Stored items
** Begin **

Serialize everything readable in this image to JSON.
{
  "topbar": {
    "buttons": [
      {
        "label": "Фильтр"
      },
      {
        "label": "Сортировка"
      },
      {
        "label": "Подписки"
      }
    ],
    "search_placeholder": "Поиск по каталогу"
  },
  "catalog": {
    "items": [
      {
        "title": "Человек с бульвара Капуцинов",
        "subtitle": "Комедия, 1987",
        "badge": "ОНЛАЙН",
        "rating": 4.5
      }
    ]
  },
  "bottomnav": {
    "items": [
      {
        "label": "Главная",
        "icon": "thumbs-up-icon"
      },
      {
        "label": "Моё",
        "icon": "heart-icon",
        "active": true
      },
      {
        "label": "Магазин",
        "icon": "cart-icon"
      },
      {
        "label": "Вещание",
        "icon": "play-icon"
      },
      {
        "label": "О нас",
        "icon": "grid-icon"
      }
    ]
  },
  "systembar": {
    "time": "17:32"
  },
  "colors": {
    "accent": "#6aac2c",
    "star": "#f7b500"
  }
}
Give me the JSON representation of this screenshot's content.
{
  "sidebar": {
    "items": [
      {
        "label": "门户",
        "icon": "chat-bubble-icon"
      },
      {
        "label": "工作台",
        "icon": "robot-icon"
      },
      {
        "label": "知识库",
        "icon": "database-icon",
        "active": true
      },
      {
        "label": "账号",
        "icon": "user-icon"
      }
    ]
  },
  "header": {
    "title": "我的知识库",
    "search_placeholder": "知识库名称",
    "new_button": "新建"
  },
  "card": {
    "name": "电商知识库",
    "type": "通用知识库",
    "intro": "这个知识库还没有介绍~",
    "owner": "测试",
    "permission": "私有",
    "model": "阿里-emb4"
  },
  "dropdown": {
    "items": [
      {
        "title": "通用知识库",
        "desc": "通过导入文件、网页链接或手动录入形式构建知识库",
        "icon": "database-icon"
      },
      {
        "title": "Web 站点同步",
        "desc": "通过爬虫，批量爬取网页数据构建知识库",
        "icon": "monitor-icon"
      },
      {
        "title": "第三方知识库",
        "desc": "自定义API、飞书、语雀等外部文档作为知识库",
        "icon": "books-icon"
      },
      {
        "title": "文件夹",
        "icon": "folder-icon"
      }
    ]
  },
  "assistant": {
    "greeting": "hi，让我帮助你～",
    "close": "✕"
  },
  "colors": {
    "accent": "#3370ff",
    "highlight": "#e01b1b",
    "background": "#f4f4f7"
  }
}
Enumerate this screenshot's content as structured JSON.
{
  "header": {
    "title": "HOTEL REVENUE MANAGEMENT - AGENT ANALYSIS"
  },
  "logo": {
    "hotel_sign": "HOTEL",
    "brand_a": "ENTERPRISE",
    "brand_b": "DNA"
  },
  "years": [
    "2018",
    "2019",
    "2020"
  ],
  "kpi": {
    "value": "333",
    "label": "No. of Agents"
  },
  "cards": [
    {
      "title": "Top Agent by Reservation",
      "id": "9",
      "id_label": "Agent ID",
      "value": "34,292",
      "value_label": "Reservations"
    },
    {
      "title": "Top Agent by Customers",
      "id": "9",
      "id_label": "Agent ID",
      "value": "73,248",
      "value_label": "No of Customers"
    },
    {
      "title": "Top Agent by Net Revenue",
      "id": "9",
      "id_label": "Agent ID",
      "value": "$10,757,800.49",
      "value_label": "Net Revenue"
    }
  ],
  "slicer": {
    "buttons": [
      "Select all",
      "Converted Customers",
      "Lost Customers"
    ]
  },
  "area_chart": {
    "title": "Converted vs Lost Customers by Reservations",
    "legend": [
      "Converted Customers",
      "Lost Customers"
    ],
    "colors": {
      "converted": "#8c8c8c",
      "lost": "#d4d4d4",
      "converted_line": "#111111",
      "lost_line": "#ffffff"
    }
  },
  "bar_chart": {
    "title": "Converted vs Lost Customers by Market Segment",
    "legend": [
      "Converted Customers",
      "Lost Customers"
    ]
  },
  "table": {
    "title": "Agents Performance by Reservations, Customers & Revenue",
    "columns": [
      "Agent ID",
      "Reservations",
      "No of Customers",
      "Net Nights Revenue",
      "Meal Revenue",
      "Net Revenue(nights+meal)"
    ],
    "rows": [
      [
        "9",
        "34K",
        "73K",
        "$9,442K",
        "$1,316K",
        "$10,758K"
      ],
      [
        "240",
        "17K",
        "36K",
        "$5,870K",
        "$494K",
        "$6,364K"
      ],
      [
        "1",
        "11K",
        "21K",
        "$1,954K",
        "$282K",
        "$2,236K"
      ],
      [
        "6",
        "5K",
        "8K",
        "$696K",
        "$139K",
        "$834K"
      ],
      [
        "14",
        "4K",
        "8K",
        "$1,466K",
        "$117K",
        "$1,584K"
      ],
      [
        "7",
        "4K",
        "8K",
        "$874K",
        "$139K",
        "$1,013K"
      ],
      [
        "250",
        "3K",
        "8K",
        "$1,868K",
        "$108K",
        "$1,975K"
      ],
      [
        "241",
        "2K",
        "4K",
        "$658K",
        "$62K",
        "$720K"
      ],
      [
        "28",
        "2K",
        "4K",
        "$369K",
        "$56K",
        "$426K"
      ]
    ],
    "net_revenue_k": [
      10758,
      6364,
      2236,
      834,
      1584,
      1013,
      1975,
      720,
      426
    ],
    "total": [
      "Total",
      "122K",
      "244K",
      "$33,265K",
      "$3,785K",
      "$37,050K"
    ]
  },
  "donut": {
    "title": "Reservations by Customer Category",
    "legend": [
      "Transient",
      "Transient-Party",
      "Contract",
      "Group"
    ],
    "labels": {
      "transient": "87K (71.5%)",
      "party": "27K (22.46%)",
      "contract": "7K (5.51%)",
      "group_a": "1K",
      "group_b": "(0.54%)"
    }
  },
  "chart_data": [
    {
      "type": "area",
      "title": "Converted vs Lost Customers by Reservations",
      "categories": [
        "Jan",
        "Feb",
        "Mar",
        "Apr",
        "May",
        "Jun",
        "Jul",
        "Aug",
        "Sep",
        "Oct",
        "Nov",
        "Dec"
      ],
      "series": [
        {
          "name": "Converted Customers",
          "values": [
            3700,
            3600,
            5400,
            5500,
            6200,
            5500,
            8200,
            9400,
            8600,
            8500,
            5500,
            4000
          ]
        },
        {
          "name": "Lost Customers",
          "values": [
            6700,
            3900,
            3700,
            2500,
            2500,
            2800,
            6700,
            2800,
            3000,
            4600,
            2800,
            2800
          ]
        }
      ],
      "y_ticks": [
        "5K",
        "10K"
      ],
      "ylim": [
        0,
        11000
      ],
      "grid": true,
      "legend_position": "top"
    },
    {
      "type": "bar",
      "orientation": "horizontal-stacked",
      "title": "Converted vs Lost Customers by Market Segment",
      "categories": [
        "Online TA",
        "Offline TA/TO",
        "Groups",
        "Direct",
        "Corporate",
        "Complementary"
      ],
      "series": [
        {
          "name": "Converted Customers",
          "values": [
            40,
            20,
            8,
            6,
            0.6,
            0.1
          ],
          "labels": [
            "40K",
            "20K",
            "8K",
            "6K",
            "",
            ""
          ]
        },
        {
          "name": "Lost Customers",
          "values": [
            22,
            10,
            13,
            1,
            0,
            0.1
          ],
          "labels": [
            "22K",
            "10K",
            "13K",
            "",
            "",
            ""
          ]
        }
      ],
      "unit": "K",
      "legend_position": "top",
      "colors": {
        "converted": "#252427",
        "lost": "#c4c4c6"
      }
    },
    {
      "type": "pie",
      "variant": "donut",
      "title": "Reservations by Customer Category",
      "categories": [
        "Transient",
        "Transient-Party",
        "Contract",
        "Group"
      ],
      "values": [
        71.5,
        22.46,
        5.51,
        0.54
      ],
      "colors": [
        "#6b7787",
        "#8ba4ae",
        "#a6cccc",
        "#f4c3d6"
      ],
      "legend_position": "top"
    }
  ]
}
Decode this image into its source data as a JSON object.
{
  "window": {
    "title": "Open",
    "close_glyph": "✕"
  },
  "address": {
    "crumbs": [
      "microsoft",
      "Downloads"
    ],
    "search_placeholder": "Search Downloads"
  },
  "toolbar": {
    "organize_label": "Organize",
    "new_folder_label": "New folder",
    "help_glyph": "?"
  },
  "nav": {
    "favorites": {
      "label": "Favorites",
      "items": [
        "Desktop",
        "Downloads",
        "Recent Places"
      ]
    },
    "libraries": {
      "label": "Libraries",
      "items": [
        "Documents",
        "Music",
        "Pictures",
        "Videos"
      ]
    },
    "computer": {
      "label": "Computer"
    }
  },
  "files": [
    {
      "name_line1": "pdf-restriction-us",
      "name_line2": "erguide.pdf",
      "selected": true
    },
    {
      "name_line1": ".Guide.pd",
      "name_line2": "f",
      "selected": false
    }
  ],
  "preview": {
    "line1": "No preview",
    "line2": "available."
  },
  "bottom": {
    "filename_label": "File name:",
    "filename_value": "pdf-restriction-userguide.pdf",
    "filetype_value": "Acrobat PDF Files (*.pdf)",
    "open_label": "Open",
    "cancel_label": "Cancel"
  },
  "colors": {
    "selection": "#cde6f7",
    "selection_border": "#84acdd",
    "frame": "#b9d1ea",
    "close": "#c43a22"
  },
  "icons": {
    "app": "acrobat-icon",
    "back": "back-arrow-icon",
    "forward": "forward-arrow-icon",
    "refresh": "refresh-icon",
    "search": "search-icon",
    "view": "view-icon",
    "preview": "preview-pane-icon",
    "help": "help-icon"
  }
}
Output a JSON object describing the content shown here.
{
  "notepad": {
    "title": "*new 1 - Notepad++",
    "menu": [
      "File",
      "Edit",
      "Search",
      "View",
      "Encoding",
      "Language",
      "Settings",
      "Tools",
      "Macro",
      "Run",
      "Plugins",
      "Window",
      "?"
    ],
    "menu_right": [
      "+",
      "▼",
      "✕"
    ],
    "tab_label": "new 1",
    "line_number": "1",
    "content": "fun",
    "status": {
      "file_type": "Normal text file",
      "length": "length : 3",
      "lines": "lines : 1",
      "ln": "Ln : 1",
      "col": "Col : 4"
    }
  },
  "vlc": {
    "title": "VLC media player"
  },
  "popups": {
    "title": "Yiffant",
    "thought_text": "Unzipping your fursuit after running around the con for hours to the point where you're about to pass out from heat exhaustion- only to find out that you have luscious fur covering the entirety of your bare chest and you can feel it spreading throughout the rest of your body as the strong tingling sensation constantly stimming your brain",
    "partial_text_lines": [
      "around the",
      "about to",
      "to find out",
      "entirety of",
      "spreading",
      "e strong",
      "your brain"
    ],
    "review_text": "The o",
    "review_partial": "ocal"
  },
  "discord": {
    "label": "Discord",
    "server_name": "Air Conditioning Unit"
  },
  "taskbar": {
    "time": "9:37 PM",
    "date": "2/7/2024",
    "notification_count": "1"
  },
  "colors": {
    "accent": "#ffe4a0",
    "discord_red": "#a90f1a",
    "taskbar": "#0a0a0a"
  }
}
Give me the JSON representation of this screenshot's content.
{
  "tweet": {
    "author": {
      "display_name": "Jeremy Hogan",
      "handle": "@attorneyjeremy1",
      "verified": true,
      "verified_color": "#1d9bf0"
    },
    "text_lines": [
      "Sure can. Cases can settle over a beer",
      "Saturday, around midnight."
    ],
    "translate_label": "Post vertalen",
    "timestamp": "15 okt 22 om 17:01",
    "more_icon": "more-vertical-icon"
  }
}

** End **

Your goal: Of all the lines above, how many contain "spreading"? Give the number and nothing more.

Answer to the exercise: 2